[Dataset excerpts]
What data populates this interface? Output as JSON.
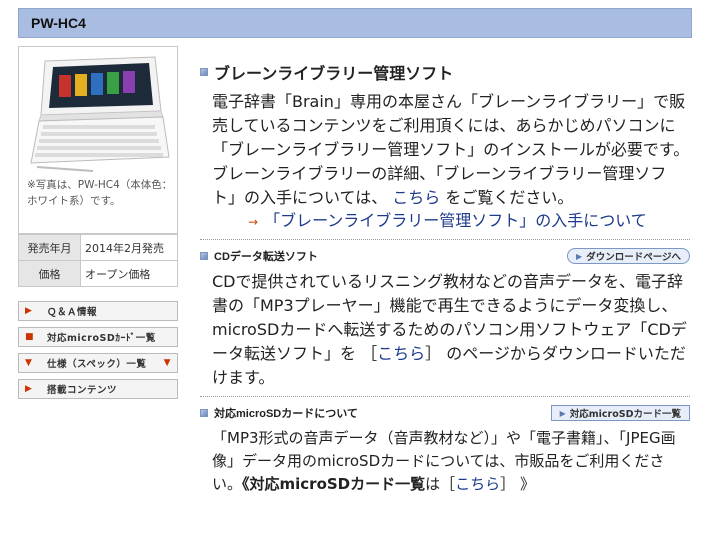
{
  "header": {
    "title": "PW-HC4"
  },
  "left": {
    "photo_note": "※写真は、PW-HC4（本体色：ホワイト系）です。",
    "spec_rows": [
      {
        "key": "発売年月",
        "value": "2014年2月発売"
      },
      {
        "key": "価格",
        "value": "オープン価格"
      }
    ],
    "nav": [
      {
        "mark": "▶",
        "label": "Ｑ＆Ａ情報",
        "mark_right": ""
      },
      {
        "mark": "■",
        "label": "対応microSDｶｰﾄﾞ一覧",
        "mark_right": ""
      },
      {
        "mark": "▼",
        "label": "仕様（スペック）一覧",
        "mark_right": "▼"
      },
      {
        "mark": "▶",
        "label": "搭載コンテンツ",
        "mark_right": ""
      }
    ]
  },
  "sec1": {
    "title": "ブレーンライブラリー管理ソフト",
    "p1": "電子辞書「Brain」専用の本屋さん「ブレーンライブラリー」で販売しているコンテンツをご利用頂くには、あらかじめパソコンに「ブレーンライブラリー管理ソフト」のインストールが必要です。",
    "p2_a": "ブレーンライブラリーの詳細、「ブレーンライブラリー管理ソフト」の入手については、",
    "p2_link": "こちら",
    "p2_b": "をご覧ください。",
    "link_arrow": "→",
    "link": "「ブレーンライブラリー管理ソフト」の入手について"
  },
  "sec2": {
    "title": "CDデータ転送ソフト",
    "button": "ダウンロードページへ",
    "p_a": "CDで提供されているリスニング教材などの音声データを、電子辞書の「MP3プレーヤー」機能で再生できるようにデータ変換し、 microSDカードへ転送するためのパソコン用ソフトウェア「CDデータ転送ソフト」を ［",
    "p_link": "こちら",
    "p_b": "］ のページからダウンロードいただけます。"
  },
  "sec3": {
    "title": "対応microSDカードについて",
    "button": "対応microSDカード一覧",
    "p_a": "「MP3形式の音声データ（音声教材など）」や「電子書籍」、「JPEG画像」データ用のmicroSDカードについては、市販品をご利用ください。",
    "p_bold": "《対応microSDカード一覧",
    "p_mid": "は［",
    "p_link": "こちら",
    "p_end": "］ 》"
  }
}
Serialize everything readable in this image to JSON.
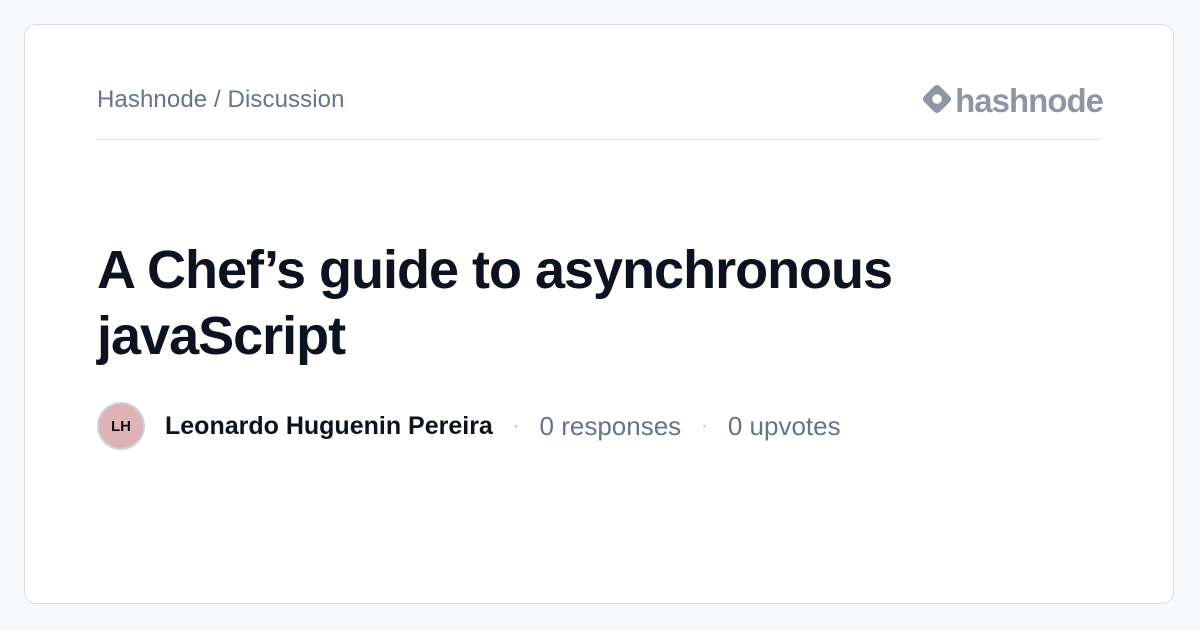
{
  "breadcrumb": "Hashnode / Discussion",
  "logo": {
    "text": "hashnode",
    "icon": "hashnode-logo-icon"
  },
  "post": {
    "title": "A Chef’s guide to asynchronous javaScript",
    "author": {
      "initials": "LH",
      "name": "Leonardo Huguenin Pereira"
    },
    "separator": "·",
    "responses": "0 responses",
    "upvotes": "0 upvotes"
  },
  "colors": {
    "background": "#f8f9fb",
    "card": "#ffffff",
    "title": "#0b1220",
    "muted": "#64748b",
    "logo": "#8d96a2",
    "avatar": "#ddb3b7"
  }
}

### Given request
State how many lines of the data include the word "対応microSDカード一覧", with nothing else.

### Solution to this task
2